"""
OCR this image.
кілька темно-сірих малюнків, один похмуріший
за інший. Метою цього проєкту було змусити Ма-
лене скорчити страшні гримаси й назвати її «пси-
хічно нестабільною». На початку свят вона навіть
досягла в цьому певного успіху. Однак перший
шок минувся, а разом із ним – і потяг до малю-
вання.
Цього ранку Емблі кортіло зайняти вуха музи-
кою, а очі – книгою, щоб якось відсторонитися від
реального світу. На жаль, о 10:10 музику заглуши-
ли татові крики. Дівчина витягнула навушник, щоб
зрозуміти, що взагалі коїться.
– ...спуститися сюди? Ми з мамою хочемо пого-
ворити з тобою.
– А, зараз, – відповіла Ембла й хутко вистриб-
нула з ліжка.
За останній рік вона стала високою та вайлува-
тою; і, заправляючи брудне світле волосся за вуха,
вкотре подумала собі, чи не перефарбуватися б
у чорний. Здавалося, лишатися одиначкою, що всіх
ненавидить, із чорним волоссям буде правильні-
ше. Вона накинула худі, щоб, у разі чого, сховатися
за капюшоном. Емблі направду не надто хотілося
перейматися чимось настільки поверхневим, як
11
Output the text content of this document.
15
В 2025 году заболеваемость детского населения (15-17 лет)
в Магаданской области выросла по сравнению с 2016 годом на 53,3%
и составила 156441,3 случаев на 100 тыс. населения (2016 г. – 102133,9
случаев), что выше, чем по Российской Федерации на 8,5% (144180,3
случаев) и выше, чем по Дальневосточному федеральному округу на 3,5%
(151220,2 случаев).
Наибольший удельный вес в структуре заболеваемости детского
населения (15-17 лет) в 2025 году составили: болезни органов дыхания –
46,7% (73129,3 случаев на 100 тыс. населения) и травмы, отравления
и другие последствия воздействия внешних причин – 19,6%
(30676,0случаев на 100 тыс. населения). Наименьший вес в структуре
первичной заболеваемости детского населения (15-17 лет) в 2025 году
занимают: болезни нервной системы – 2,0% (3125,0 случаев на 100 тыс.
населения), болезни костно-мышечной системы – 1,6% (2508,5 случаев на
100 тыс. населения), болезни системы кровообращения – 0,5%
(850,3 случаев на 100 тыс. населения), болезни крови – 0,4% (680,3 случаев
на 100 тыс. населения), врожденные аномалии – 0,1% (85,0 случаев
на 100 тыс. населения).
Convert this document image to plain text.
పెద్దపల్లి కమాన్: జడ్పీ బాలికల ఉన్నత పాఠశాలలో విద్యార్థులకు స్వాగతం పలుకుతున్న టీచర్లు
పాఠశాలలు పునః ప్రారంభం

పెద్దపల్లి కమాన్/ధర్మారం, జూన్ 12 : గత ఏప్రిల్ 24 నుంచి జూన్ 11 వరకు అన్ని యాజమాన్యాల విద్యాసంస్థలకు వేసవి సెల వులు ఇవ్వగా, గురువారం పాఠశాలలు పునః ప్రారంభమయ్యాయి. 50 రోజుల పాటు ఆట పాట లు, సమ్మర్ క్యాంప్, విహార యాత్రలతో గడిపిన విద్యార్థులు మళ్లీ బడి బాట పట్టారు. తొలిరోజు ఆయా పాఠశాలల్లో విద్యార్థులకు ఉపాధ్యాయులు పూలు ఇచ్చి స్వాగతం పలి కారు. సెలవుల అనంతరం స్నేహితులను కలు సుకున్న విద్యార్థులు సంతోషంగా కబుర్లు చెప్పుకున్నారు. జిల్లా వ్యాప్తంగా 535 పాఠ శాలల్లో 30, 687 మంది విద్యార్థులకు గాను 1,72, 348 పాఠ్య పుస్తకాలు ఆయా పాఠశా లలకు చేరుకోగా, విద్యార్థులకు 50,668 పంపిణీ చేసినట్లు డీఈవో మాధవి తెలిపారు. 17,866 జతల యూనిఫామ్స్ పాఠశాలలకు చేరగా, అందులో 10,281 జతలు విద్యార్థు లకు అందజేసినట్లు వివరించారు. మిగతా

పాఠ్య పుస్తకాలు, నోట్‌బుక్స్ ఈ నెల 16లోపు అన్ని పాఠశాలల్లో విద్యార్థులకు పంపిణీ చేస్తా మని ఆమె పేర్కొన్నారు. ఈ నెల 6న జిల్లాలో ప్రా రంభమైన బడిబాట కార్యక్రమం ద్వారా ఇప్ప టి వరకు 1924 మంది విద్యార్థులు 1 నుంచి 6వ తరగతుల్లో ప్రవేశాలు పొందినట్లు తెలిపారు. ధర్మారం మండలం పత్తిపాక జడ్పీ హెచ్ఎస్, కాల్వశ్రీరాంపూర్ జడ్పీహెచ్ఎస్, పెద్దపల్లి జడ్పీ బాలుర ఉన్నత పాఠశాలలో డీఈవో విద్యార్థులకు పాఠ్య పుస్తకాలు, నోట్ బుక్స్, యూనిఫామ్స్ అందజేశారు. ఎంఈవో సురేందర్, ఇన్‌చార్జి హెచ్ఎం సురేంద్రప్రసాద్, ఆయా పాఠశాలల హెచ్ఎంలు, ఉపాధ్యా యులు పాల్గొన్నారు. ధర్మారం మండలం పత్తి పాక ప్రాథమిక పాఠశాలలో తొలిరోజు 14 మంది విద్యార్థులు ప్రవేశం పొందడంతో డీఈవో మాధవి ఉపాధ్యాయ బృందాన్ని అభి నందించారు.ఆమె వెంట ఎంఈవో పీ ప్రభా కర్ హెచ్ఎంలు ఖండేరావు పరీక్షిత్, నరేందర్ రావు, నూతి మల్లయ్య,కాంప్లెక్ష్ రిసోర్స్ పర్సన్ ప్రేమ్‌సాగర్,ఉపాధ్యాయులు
"""
Goal of the exercise: Scan the listing above. Collect all lines with the word "заболеваемости".

Response:
Наибольший удельный вес в структуре заболеваемости детского
первичной заболеваемости детского населения (15-17 лет) в 2025 году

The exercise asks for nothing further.